_Exercise instructions:_
Write out every entry exactly as it appears.

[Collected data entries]
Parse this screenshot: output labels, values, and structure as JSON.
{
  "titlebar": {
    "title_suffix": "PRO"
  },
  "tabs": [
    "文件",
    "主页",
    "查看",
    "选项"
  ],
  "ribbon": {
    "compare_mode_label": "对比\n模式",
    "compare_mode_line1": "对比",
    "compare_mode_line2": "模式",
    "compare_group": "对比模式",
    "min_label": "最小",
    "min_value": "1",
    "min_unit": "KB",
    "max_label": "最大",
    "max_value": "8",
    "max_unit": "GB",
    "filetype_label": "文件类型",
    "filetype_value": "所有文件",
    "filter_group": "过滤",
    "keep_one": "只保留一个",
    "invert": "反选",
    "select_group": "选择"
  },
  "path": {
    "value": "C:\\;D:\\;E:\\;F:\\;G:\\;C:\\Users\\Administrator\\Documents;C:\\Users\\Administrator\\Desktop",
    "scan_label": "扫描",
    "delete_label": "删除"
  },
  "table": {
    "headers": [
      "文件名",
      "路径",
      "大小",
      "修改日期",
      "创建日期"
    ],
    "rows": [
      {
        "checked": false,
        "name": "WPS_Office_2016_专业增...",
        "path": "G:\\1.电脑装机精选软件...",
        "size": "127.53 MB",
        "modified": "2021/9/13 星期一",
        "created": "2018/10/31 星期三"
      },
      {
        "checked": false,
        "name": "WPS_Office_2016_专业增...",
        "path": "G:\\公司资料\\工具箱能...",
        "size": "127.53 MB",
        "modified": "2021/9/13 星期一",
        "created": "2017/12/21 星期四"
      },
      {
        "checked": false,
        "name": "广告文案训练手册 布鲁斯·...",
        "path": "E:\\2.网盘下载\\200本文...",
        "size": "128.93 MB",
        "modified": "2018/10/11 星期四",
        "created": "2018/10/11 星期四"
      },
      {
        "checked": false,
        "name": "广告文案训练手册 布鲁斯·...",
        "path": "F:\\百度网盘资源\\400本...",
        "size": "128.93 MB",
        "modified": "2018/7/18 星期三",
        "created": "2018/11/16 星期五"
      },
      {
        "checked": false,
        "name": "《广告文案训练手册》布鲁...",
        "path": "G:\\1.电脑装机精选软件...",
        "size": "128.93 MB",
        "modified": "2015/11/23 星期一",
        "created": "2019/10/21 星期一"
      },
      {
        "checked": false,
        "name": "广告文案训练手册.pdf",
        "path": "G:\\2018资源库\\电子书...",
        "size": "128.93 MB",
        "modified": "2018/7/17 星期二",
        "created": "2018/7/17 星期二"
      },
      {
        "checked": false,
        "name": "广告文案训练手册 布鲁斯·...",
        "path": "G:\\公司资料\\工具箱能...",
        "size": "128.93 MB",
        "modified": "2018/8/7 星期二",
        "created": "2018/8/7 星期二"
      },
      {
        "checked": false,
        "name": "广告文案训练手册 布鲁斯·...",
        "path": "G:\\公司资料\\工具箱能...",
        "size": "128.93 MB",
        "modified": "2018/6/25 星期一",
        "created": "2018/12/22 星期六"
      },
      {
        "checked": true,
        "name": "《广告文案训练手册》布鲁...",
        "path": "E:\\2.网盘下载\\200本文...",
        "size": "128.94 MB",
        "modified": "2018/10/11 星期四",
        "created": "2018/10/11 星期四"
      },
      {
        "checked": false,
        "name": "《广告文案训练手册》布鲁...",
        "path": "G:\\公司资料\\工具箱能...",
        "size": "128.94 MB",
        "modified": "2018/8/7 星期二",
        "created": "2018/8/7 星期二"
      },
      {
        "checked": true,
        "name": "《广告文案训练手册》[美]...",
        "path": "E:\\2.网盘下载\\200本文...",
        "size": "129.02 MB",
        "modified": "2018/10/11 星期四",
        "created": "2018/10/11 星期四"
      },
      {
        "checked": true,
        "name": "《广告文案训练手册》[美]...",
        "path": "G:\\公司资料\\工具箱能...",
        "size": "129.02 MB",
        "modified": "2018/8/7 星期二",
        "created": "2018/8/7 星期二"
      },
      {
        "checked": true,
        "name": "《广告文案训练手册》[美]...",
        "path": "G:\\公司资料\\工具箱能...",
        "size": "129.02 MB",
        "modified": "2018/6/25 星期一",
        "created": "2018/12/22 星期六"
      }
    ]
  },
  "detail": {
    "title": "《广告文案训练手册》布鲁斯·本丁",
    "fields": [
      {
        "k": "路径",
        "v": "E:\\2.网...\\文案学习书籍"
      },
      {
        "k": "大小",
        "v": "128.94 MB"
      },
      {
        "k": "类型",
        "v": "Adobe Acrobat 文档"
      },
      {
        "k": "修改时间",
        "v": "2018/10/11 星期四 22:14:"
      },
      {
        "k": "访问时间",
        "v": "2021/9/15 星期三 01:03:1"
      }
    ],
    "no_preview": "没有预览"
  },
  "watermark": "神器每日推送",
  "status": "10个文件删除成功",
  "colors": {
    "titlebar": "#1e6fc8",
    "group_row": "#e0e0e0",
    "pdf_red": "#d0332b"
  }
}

_Written response:_
Parse this screenshot: output labels, values, and structure as JSON.
{
  "titlebar": {
    "title_suffix": "PRO"
  },
  "tabs": [
    "文件",
    "主页",
    "查看",
    "选项"
  ],
  "ribbon": {
    "compare_mode_label": "对比\n模式",
    "compare_mode_line1": "对比",
    "compare_mode_line2": "模式",
    "compare_group": "对比模式",
    "min_label": "最小",
    "min_value": "1",
    "min_unit": "KB",
    "max_label": "最大",
    "max_value": "8",
    "max_unit": "GB",
    "filetype_label": "文件类型",
    "filetype_value": "所有文件",
    "filter_group": "过滤",
    "keep_one": "只保留一个",
    "invert": "反选",
    "select_group": "选择"
  },
  "path": {
    "value": "C:\\;D:\\;E:\\;F:\\;G:\\;C:\\Users\\Administrator\\Documents;C:\\Users\\Administrator\\Desktop",
    "scan_label": "扫描",
    "delete_label": "删除"
  },
  "table": {
    "headers": [
      "文件名",
      "路径",
      "大小",
      "修改日期",
      "创建日期"
    ],
    "rows": [
      {
        "checked": false,
        "name": "WPS_Office_2016_专业增...",
        "path": "G:\\1.电脑装机精选软件...",
        "size": "127.53 MB",
        "modified": "2021/9/13 星期一",
        "created": "2018/10/31 星期三"
      },
      {
        "checked": false,
        "name": "WPS_Office_2016_专业增...",
        "path": "G:\\公司资料\\工具箱能...",
        "size": "127.53 MB",
        "modified": "2021/9/13 星期一",
        "created": "2017/12/21 星期四"
      },
      {
        "checked": false,
        "name": "广告文案训练手册 布鲁斯·...",
        "path": "E:\\2.网盘下载\\200本文...",
        "size": "128.93 MB",
        "modified": "2018/10/11 星期四",
        "created": "2018/10/11 星期四"
      },
      {
        "checked": false,
        "name": "广告文案训练手册 布鲁斯·...",
        "path": "F:\\百度网盘资源\\400本...",
        "size": "128.93 MB",
        "modified": "2018/7/18 星期三",
        "created": "2018/11/16 星期五"
      },
      {
        "checked": false,
        "name": "《广告文案训练手册》布鲁...",
        "path": "G:\\1.电脑装机精选软件...",
        "size": "128.93 MB",
        "modified": "2015/11/23 星期一",
        "created": "2019/10/21 星期一"
      },
      {
        "checked": false,
        "name": "广告文案训练手册.pdf",
        "path": "G:\\2018资源库\\电子书...",
        "size": "128.93 MB",
        "modified": "2018/7/17 星期二",
        "created": "2018/7/17 星期二"
      },
      {
        "checked": false,
        "name": "广告文案训练手册 布鲁斯·...",
        "path": "G:\\公司资料\\工具箱能...",
        "size": "128.93 MB",
        "modified": "2018/8/7 星期二",
        "created": "2018/8/7 星期二"
      },
      {
        "checked": false,
        "name": "广告文案训练手册 布鲁斯·...",
        "path": "G:\\公司资料\\工具箱能...",
        "size": "128.93 MB",
        "modified": "2018/6/25 星期一",
        "created": "2018/12/22 星期六"
      },
      {
        "checked": true,
        "name": "《广告文案训练手册》布鲁...",
        "path": "E:\\2.网盘下载\\200本文...",
        "size": "128.94 MB",
        "modified": "2018/10/11 星期四",
        "created": "2018/10/11 星期四"
      },
      {
        "checked": false,
        "name": "《广告文案训练手册》布鲁...",
        "path": "G:\\公司资料\\工具箱能...",
        "size": "128.94 MB",
        "modified": "2018/8/7 星期二",
        "created": "2018/8/7 星期二"
      },
      {
        "checked": true,
        "name": "《广告文案训练手册》[美]...",
        "path": "E:\\2.网盘下载\\200本文...",
        "size": "129.02 MB",
        "modified": "2018/10/11 星期四",
        "created": "2018/10/11 星期四"
      },
      {
        "checked": true,
        "name": "《广告文案训练手册》[美]...",
        "path": "G:\\公司资料\\工具箱能...",
        "size": "129.02 MB",
        "modified": "2018/8/7 星期二",
        "created": "2018/8/7 星期二"
      },
      {
        "checked": true,
        "name": "《广告文案训练手册》[美]...",
        "path": "G:\\公司资料\\工具箱能...",
        "size": "129.02 MB",
        "modified": "2018/6/25 星期一",
        "created": "2018/12/22 星期六"
      }
    ]
  },
  "detail": {
    "title": "《广告文案训练手册》布鲁斯·本丁",
    "fields": [
      {
        "k": "路径",
        "v": "E:\\2.网...\\文案学习书籍"
      },
      {
        "k": "大小",
        "v": "128.94 MB"
      },
      {
        "k": "类型",
        "v": "Adobe Acrobat 文档"
      },
      {
        "k": "修改时间",
        "v": "2018/10/11 星期四 22:14:"
      },
      {
        "k": "访问时间",
        "v": "2021/9/15 星期三 01:03:1"
      }
    ],
    "no_preview": "没有预览"
  },
  "watermark": "神器每日推送",
  "status": "10个文件删除成功",
  "colors": {
    "titlebar": "#1e6fc8",
    "group_row": "#e0e0e0",
    "pdf_red": "#d0332b"
  }
}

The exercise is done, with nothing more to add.